-- DESCRIPTION OF THE TASK --
Give the number of lines containing "document" in this listing, with no other words.

***** DATA IN THIS EXERCISE *****

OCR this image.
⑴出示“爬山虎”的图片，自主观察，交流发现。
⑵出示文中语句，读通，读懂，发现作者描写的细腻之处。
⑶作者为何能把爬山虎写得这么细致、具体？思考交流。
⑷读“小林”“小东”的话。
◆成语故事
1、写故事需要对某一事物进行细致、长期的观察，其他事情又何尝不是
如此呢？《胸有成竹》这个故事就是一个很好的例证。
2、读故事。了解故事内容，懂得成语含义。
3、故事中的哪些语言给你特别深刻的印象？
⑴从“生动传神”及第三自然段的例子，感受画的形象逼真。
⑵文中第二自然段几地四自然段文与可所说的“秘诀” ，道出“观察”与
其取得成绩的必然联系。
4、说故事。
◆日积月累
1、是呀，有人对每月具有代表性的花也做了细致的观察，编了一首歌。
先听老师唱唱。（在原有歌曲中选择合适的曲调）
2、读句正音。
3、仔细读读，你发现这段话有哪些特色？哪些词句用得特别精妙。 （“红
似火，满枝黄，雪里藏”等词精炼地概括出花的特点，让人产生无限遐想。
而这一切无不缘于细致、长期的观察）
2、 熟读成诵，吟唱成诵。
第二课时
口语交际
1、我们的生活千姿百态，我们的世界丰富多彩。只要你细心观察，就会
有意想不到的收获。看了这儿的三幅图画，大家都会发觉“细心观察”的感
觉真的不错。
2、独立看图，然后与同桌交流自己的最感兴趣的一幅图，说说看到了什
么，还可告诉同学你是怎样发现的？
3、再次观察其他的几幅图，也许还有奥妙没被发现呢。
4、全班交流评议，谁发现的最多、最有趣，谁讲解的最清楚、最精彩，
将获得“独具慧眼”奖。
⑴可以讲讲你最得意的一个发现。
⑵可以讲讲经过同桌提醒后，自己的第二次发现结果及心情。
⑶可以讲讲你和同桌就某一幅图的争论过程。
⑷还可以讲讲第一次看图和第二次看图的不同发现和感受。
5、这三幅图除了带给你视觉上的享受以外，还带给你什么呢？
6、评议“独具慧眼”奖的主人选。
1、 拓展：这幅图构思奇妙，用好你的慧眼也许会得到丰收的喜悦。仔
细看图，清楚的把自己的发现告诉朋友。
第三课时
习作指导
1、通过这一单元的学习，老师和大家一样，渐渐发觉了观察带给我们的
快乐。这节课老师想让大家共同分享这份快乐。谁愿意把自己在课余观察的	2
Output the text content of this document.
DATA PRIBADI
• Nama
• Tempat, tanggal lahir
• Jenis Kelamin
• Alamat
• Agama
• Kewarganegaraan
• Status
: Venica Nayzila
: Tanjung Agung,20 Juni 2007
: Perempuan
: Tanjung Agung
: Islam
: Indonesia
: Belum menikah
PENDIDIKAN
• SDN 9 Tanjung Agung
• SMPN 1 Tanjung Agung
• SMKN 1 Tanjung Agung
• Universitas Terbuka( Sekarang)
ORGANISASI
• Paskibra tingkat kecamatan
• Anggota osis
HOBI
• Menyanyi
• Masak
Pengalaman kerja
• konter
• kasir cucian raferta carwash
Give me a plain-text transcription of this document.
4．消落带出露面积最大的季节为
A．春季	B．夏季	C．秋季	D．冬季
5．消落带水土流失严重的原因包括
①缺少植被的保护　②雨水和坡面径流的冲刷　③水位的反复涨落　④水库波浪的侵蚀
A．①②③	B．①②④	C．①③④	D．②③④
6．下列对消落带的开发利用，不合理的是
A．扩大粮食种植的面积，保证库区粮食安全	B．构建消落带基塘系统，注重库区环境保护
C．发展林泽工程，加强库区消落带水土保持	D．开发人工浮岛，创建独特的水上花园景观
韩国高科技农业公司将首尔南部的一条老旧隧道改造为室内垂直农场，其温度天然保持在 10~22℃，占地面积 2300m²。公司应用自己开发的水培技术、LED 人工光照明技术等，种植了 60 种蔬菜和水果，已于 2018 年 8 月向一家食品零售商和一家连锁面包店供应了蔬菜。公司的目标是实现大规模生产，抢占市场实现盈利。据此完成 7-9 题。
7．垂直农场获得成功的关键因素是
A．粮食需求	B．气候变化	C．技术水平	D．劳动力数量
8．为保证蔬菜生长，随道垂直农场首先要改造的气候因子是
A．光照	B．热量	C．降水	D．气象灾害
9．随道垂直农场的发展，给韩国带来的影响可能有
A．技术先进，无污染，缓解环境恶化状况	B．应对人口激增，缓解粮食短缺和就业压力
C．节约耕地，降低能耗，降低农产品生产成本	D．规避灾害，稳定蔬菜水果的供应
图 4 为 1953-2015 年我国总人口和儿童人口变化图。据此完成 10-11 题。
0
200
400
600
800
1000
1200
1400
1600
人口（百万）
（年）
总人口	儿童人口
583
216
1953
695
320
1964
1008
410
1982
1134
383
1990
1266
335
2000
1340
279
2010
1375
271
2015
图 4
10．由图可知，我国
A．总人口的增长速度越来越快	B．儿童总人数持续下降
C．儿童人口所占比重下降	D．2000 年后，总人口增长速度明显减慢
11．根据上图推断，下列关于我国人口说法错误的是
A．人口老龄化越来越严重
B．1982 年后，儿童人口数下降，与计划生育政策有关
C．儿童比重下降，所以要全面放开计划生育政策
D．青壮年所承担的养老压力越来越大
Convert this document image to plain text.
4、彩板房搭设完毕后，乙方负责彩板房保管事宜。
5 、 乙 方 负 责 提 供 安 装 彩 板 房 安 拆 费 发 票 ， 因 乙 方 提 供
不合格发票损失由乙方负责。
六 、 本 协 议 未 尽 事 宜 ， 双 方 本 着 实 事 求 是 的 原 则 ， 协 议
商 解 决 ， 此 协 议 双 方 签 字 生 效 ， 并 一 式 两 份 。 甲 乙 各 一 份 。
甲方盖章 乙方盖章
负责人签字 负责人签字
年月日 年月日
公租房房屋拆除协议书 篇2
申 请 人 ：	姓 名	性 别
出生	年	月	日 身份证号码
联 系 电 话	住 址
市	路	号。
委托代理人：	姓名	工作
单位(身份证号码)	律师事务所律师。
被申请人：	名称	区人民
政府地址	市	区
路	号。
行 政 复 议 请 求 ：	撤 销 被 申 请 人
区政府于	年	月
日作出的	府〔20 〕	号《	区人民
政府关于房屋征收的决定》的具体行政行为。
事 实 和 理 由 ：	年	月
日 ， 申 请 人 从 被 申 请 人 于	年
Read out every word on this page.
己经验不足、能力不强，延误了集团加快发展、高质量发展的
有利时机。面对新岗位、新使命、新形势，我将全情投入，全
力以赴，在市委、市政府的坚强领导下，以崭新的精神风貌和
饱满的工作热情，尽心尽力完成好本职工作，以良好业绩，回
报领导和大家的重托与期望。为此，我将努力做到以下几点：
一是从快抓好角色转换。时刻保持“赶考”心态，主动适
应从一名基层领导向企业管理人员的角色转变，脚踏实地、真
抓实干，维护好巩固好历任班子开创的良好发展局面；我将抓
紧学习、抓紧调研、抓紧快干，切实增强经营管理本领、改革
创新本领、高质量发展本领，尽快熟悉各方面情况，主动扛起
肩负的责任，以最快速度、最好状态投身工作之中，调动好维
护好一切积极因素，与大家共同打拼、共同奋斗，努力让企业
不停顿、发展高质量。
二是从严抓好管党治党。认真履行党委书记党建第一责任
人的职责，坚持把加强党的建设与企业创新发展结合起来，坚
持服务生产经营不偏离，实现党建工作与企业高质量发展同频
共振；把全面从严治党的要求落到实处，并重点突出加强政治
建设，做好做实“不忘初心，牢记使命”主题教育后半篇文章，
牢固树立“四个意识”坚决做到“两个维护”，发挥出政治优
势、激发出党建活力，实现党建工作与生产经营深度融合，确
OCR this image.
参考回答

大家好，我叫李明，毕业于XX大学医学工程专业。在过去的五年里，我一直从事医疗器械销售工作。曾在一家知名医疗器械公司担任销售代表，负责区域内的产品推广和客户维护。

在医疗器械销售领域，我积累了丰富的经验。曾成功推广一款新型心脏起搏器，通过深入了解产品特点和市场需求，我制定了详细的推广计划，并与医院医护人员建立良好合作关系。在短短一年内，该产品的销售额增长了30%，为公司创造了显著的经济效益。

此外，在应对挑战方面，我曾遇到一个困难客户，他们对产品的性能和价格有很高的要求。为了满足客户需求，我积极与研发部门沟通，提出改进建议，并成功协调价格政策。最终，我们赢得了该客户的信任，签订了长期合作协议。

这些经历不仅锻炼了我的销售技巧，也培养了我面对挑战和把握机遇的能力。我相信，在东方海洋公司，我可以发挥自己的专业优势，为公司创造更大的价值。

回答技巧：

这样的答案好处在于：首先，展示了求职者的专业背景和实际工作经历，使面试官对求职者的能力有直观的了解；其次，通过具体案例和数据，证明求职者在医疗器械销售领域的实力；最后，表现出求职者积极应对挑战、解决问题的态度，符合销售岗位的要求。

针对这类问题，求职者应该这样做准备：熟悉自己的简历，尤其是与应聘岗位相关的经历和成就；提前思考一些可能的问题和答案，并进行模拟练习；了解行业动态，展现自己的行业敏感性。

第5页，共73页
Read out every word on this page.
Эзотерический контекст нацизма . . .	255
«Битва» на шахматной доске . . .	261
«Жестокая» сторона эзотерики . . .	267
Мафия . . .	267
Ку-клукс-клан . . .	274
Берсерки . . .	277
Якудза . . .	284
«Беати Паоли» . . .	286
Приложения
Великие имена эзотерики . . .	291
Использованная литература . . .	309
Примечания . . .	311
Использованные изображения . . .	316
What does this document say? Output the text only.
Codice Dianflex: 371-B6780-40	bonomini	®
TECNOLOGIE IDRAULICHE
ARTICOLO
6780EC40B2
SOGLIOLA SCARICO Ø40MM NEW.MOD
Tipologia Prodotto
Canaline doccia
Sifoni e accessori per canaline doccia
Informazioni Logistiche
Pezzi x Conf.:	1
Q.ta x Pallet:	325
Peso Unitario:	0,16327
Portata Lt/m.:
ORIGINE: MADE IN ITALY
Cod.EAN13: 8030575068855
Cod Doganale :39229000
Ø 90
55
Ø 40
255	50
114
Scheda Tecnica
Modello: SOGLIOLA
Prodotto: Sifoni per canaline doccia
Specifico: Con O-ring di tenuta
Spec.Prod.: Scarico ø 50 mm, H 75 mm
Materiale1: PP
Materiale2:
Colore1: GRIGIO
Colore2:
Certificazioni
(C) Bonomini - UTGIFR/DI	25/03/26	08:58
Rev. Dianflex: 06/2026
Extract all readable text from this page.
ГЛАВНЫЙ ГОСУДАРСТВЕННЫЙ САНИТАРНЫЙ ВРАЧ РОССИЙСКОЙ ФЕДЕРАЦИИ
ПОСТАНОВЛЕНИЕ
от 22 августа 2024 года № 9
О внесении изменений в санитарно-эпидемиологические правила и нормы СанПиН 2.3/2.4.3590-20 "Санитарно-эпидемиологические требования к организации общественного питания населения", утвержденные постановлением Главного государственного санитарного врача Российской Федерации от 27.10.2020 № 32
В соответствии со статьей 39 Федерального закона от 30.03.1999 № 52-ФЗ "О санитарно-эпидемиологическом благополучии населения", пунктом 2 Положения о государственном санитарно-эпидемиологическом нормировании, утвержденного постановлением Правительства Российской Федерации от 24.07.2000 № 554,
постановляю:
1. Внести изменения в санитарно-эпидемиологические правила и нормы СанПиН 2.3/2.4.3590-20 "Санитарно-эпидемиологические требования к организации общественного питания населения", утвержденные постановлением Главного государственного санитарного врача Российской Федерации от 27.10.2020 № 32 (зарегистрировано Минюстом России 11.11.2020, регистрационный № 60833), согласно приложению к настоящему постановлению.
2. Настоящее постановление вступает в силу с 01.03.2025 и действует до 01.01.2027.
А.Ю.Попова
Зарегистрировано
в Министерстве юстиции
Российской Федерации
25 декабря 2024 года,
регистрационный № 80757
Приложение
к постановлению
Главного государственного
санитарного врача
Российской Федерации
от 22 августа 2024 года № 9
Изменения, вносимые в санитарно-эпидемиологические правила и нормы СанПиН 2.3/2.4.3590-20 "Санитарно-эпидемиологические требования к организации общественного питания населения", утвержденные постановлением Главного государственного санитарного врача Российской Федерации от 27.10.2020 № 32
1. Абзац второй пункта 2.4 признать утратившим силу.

*****

-- RESULT OF THIS EXERCISE --
4